═══ Rows

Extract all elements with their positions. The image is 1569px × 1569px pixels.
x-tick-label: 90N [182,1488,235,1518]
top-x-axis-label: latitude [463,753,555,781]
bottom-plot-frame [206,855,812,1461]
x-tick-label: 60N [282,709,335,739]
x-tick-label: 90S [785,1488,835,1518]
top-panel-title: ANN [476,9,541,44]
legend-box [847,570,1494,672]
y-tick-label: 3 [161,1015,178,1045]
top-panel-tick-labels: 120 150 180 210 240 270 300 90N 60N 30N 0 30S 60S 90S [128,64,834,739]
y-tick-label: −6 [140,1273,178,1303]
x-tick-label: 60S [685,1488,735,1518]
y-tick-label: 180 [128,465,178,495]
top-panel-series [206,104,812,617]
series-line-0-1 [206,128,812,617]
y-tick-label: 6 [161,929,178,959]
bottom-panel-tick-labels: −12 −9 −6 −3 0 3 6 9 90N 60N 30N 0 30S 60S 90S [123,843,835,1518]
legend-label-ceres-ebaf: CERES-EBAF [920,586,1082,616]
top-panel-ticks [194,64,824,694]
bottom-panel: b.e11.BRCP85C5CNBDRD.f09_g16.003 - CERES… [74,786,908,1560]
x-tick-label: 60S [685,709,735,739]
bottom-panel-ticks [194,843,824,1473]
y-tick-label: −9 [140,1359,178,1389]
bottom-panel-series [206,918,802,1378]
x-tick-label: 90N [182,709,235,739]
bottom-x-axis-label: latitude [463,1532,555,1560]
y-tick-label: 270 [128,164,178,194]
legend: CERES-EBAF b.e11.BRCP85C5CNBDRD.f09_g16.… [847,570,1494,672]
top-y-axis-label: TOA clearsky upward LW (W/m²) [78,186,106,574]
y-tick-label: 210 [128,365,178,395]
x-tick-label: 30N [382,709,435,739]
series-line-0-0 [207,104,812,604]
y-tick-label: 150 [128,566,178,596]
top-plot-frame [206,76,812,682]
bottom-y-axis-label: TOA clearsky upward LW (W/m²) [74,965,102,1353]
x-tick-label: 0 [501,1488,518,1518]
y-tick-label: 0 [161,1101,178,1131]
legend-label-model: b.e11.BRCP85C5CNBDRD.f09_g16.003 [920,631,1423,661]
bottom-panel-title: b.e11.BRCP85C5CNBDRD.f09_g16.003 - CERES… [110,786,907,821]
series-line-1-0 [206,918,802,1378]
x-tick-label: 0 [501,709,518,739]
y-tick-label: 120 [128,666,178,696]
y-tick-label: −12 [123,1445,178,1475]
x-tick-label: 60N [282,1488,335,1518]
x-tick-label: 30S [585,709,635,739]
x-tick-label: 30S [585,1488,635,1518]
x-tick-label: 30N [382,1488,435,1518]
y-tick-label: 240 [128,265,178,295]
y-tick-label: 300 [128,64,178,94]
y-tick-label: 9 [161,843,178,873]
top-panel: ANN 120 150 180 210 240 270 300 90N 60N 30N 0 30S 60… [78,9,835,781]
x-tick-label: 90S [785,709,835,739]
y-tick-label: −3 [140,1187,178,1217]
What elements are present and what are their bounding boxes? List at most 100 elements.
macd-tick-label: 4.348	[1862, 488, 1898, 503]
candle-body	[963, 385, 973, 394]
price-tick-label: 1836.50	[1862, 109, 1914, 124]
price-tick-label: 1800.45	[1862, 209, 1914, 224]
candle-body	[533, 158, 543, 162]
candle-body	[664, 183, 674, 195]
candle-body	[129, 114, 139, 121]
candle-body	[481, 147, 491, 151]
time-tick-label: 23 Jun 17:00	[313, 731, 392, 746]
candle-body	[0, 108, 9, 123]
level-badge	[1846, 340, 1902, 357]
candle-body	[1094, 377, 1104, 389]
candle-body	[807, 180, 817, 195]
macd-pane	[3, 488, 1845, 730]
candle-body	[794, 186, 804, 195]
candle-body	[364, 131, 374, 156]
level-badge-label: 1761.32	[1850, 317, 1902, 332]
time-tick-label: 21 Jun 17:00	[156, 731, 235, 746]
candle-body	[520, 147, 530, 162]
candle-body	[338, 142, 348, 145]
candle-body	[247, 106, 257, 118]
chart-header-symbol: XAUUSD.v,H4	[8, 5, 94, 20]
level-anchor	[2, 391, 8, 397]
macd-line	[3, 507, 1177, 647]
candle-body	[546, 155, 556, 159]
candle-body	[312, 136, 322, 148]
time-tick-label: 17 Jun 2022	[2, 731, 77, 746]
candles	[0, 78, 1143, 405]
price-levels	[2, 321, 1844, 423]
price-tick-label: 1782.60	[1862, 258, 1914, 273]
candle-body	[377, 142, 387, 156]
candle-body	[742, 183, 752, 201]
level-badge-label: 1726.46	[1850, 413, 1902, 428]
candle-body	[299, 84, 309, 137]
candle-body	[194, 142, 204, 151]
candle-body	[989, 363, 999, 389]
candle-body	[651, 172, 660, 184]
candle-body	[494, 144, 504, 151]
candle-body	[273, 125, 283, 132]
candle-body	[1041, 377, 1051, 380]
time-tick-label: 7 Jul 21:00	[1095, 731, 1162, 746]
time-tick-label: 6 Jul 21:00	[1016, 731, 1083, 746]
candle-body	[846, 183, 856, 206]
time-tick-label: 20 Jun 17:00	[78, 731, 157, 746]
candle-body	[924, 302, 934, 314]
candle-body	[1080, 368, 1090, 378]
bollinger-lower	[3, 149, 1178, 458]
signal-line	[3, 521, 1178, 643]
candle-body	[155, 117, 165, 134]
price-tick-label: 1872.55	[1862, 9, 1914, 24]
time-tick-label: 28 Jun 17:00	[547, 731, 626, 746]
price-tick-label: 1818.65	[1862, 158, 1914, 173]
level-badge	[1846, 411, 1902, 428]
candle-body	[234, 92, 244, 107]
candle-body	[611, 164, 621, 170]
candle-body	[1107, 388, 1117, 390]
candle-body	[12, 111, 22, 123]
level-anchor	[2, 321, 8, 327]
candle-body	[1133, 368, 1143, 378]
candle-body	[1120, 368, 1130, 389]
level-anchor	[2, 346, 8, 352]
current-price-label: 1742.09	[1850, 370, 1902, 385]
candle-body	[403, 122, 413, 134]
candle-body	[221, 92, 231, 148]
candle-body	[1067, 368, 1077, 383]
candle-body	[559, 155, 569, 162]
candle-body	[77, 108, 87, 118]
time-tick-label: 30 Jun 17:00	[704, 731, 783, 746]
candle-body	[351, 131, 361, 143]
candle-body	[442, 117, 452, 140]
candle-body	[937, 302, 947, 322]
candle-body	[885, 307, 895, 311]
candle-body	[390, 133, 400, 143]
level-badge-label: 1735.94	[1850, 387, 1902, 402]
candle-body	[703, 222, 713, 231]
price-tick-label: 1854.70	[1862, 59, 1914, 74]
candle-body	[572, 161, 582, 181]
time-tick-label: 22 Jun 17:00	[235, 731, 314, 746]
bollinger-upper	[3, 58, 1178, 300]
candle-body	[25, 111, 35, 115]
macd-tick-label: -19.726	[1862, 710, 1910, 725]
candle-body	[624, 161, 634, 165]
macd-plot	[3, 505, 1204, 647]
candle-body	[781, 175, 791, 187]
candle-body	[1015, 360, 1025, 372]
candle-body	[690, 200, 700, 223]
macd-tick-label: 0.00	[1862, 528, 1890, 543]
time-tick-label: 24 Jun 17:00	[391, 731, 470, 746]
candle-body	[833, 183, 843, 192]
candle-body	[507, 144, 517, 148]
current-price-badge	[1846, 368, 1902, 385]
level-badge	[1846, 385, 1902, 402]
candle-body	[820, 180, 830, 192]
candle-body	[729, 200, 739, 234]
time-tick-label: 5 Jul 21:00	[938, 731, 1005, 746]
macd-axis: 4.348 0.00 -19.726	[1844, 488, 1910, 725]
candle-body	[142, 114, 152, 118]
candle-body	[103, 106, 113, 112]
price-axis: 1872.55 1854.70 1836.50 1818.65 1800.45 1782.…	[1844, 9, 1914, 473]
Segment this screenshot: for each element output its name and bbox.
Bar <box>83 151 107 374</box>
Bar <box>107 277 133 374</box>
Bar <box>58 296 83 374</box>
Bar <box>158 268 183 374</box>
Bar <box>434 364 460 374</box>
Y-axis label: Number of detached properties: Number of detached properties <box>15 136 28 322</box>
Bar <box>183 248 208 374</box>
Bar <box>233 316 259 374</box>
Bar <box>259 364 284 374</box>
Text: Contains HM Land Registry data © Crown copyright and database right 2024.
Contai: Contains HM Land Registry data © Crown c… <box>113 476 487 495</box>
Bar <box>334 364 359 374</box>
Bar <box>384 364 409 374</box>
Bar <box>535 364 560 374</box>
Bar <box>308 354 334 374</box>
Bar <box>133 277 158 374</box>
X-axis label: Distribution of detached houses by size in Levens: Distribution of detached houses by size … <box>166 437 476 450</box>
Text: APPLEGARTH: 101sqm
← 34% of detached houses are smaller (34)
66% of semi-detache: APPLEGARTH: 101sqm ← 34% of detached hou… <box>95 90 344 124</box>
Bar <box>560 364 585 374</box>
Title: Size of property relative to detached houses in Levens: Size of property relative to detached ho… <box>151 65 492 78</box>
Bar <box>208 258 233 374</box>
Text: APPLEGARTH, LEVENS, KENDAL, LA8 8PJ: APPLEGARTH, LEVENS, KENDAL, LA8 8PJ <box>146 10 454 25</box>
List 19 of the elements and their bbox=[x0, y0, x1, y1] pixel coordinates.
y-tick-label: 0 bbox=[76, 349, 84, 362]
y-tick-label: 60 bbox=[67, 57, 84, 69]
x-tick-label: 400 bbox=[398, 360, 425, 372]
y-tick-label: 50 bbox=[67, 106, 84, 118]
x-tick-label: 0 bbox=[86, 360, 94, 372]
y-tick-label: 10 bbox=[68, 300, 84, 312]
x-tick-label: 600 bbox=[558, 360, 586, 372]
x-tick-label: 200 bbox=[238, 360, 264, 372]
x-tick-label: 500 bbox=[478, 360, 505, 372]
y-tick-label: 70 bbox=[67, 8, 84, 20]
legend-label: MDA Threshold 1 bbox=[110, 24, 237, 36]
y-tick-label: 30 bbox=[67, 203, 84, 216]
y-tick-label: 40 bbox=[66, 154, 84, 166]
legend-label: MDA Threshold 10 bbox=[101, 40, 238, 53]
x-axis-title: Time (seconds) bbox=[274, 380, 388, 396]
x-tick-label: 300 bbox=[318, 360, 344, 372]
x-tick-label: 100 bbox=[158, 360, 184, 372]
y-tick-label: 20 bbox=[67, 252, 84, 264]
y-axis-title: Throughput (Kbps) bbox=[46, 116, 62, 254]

══════

*Instructions for the task*
Format the records above as a numbered list, from the first line through the line containing "y-tick-label: −9 [140,1359,178,1389]", including both ends and omitting blank lines.

*Task output*
1. Extract all elements with their positions. The image is 1569px × 1569px pixels.
2. x-tick-label: 90N [182,1488,235,1518]
3. top-x-axis-label: latitude [463,753,555,781]
4. bottom-plot-frame [206,855,812,1461]
5. x-tick-label: 60N [282,709,335,739]
6. x-tick-label: 90S [785,1488,835,1518]
7. top-panel-title: ANN [476,9,541,44]
8. legend-box [847,570,1494,672]
9. y-tick-label: 3 [161,1015,178,1045]
10. top-panel-tick-labels: 120 150 180 210 240 270 300 90N 60N 30N 0 30S 60S 90S [128,64,834,739]
11. y-tick-label: −6 [140,1273,178,1303]
12. x-tick-label: 60S [685,1488,735,1518]
13. y-tick-label: 180 [128,465,178,495]
14. top-panel-series [206,104,812,617]
15. series-line-0-1 [206,128,812,617]
16. y-tick-label: 6 [161,929,178,959]
17. bottom-panel-tick-labels: −12 −9 −6 −3 0 3 6 9 90N 60N 30N 0 30S 60S 90S [123,843,835,1518]
18. legend-label-ceres-ebaf: CERES-EBAF [920,586,1082,616]
19. top-panel-ticks [194,64,824,694]
20. bottom-panel: b.e11.BRCP85C5CNBDRD.f09_g16.003 - CERES… [74,786,908,1560]
21. x-tick-label: 60S [685,709,735,739]
22. bottom-panel-ticks [194,843,824,1473]
23. y-tick-label: −9 [140,1359,178,1389]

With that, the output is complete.